> **What the task requires**
Find each line with the string "data" and report it.

::: Supplied records :::

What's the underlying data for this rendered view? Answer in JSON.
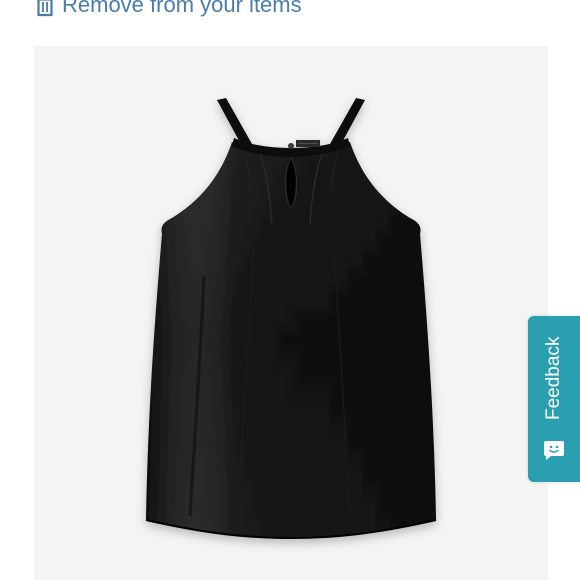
{
  "header": {
    "remove_label": "Remove from your items",
    "remove_icon": "trash-icon"
  },
  "product": {
    "image_alt": "Black sleeveless halter top",
    "garment_color": "#121212",
    "background_color": "#f4f4f5"
  },
  "feedback": {
    "label": "Feedback",
    "icon": "chat-bubble-icon",
    "accent": "#2a9fb0"
  },
  "colors": {
    "link": "#4a7dab"
  }
}
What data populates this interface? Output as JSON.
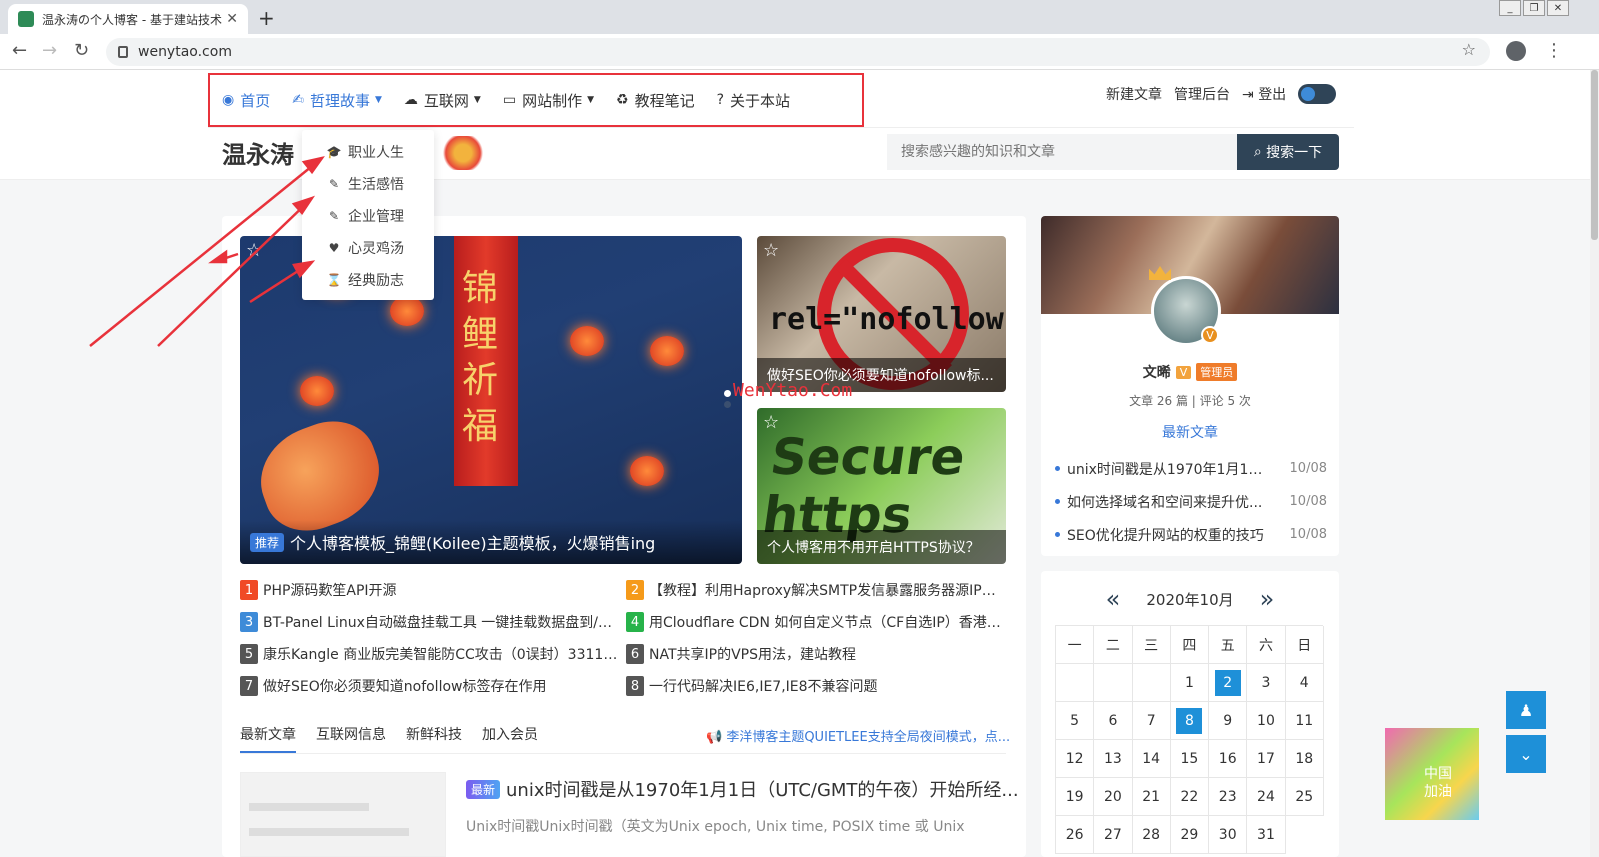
{
  "browser": {
    "tab_title": "温永涛の个人博客 - 基于建站技术",
    "url": "wenytao.com",
    "new_tab": "+",
    "close": "✕"
  },
  "nav": {
    "items": [
      {
        "label": "首页",
        "icon": "compass-icon",
        "glyph": "◉",
        "active": true,
        "dropdown": false
      },
      {
        "label": "哲理故事",
        "icon": "book-icon",
        "glyph": "✍",
        "active": true,
        "dropdown": true
      },
      {
        "label": "互联网",
        "icon": "cloud-icon",
        "glyph": "☁",
        "active": false,
        "dropdown": true
      },
      {
        "label": "网站制作",
        "icon": "desktop-icon",
        "glyph": "▭",
        "active": false,
        "dropdown": true
      },
      {
        "label": "教程笔记",
        "icon": "recycle-icon",
        "glyph": "♻",
        "active": false,
        "dropdown": false
      },
      {
        "label": "关于本站",
        "icon": "question-icon",
        "glyph": "?",
        "active": false,
        "dropdown": false
      }
    ],
    "right": {
      "new_post": "新建文章",
      "admin": "管理后台",
      "logout": "登出"
    }
  },
  "dropdown": [
    {
      "label": "职业人生",
      "glyph": "🎓",
      "icon": "graduation-cap-icon"
    },
    {
      "label": "生活感悟",
      "glyph": "✎",
      "icon": "leaf-icon"
    },
    {
      "label": "企业管理",
      "glyph": "✎",
      "icon": "edit-icon"
    },
    {
      "label": "心灵鸡汤",
      "glyph": "♥",
      "icon": "heartbeat-icon"
    },
    {
      "label": "经典励志",
      "glyph": "⌛",
      "icon": "hourglass-icon"
    }
  ],
  "header": {
    "logo": "温永涛",
    "search_placeholder": "搜索感兴趣的知识和文章",
    "search_button": "搜索一下"
  },
  "hero": {
    "badge": "推荐",
    "title": "个人博客模板_锦鲤(Koilee)主题模板，火爆销售ing",
    "banner_text": "锦鲤祈福"
  },
  "side_posts": [
    {
      "title": "做好SEO你必须要知道nofollow标...",
      "image_text": "rel=\"nofollow\""
    },
    {
      "title": "个人博客用不用开启HTTPS协议？",
      "image_text": "Secure https"
    }
  ],
  "watermark": "WenYtao.Com",
  "hot_list": [
    {
      "num": "1",
      "color": "#f04a26",
      "title": "PHP源码歎笙API开源"
    },
    {
      "num": "2",
      "color": "#f59a1a",
      "title": "【教程】利用Haproxy解决SMTP发信暴露服务器源IP的..."
    },
    {
      "num": "3",
      "color": "#3e8bd8",
      "title": "BT-Panel Linux自动磁盘挂载工具 一键挂载数据盘到/w..."
    },
    {
      "num": "4",
      "color": "#27b34a",
      "title": "用Cloudflare CDN 如何自定义节点（CF自选IP）香港/..."
    },
    {
      "num": "5",
      "color": "#555555",
      "title": "康乐Kangle 商业版完美智能防CC攻击（0误封）3311后..."
    },
    {
      "num": "6",
      "color": "#555555",
      "title": "NAT共享IP的VPS用法，建站教程"
    },
    {
      "num": "7",
      "color": "#555555",
      "title": "做好SEO你必须要知道nofollow标签存在作用"
    },
    {
      "num": "8",
      "color": "#555555",
      "title": "一行代码解决IE6,IE7,IE8不兼容问题"
    }
  ],
  "tabs": [
    "最新文章",
    "互联网信息",
    "新鲜科技",
    "加入会员"
  ],
  "notice": "📢 李洋博客主题QUIETLEE支持全局夜间模式，点...",
  "latest_post": {
    "badge": "最新",
    "title": "unix时间戳是从1970年1月1日（UTC/GMT的午夜）开始所经...",
    "excerpt": "Unix时间戳Unix时间戳（英文为Unix epoch, Unix time, POSIX time 或 Unix"
  },
  "profile": {
    "name": "文晞",
    "v": "V",
    "role": "管理员",
    "stats": "文章 26 篇 | 评论 5 次",
    "latest_title": "最新文章",
    "latest": [
      {
        "title": "unix时间戳是从1970年1月1日...",
        "date": "10/08"
      },
      {
        "title": "如何选择域名和空间来提升优...",
        "date": "10/08"
      },
      {
        "title": "SEO优化提升网站的权重的技巧",
        "date": "10/08"
      }
    ]
  },
  "calendar": {
    "prev": "«",
    "next": "»",
    "month": "2020年10月",
    "weekdays": [
      "一",
      "二",
      "三",
      "四",
      "五",
      "六",
      "日"
    ],
    "days": [
      "",
      "",
      "",
      "1",
      "2",
      "3",
      "4",
      "5",
      "6",
      "7",
      "8",
      "9",
      "10",
      "11",
      "12",
      "13",
      "14",
      "15",
      "16",
      "17",
      "18",
      "19",
      "20",
      "21",
      "22",
      "23",
      "24",
      "25",
      "26",
      "27",
      "28",
      "29",
      "30",
      "31"
    ],
    "highlighted": [
      "2",
      "8"
    ]
  },
  "floats": {
    "qq": "♟",
    "down": "⌄",
    "cube_text": "中国加油"
  },
  "colors": {
    "accent": "#3878d8",
    "annotation": "#e8323b",
    "dark": "#2f4457",
    "calendar_hl": "#1e90d8"
  }
}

:::

> **Result of the task**
What's the underlying data for this rendered view? Answer in JSON.
What data populates this interface? Output as JSON.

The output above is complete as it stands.